- Required task: What follows are records. Restate all of them word for word.

- Material shown:
"""
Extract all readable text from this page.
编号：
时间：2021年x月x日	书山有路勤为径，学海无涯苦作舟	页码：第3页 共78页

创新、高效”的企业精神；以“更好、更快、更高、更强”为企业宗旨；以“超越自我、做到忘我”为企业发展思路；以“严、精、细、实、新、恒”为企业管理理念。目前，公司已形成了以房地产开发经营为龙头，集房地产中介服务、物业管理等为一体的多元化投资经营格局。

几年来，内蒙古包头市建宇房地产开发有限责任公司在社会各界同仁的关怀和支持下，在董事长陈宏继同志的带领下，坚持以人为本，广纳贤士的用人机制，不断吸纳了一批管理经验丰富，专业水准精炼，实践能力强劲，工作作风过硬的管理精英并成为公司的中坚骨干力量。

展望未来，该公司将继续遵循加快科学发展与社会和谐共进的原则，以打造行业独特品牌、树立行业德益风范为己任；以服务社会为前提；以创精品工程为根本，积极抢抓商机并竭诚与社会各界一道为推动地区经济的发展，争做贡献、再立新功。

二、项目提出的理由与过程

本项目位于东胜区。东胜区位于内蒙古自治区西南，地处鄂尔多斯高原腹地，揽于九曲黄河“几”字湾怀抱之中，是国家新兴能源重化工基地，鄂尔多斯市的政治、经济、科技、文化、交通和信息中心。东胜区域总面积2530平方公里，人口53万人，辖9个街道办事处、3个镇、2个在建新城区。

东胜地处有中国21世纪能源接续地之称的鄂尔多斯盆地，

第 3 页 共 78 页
"""
- Output:
Extract all readable text from this page.
编号：
时间：2021年x月x日	书山有路勤为径，学海无涯苦作舟	页码：第3页 共78页

创新、高效”的企业精神；以“更好、更快、更高、更强”为企业宗旨；以“超越自我、做到忘我”为企业发展思路；以“严、精、细、实、新、恒”为企业管理理念。目前，公司已形成了以房地产开发经营为龙头，集房地产中介服务、物业管理等为一体的多元化投资经营格局。

几年来，内蒙古包头市建宇房地产开发有限责任公司在社会各界同仁的关怀和支持下，在董事长陈宏继同志的带领下，坚持以人为本，广纳贤士的用人机制，不断吸纳了一批管理经验丰富，专业水准精炼，实践能力强劲，工作作风过硬的管理精英并成为公司的中坚骨干力量。

展望未来，该公司将继续遵循加快科学发展与社会和谐共进的原则，以打造行业独特品牌、树立行业德益风范为己任；以服务社会为前提；以创精品工程为根本，积极抢抓商机并竭诚与社会各界一道为推动地区经济的发展，争做贡献、再立新功。

二、项目提出的理由与过程

本项目位于东胜区。东胜区位于内蒙古自治区西南，地处鄂尔多斯高原腹地，揽于九曲黄河“几”字湾怀抱之中，是国家新兴能源重化工基地，鄂尔多斯市的政治、经济、科技、文化、交通和信息中心。东胜区域总面积2530平方公里，人口53万人，辖9个街道办事处、3个镇、2个在建新城区。

东胜地处有中国21世纪能源接续地之称的鄂尔多斯盆地，

第 3 页 共 78 页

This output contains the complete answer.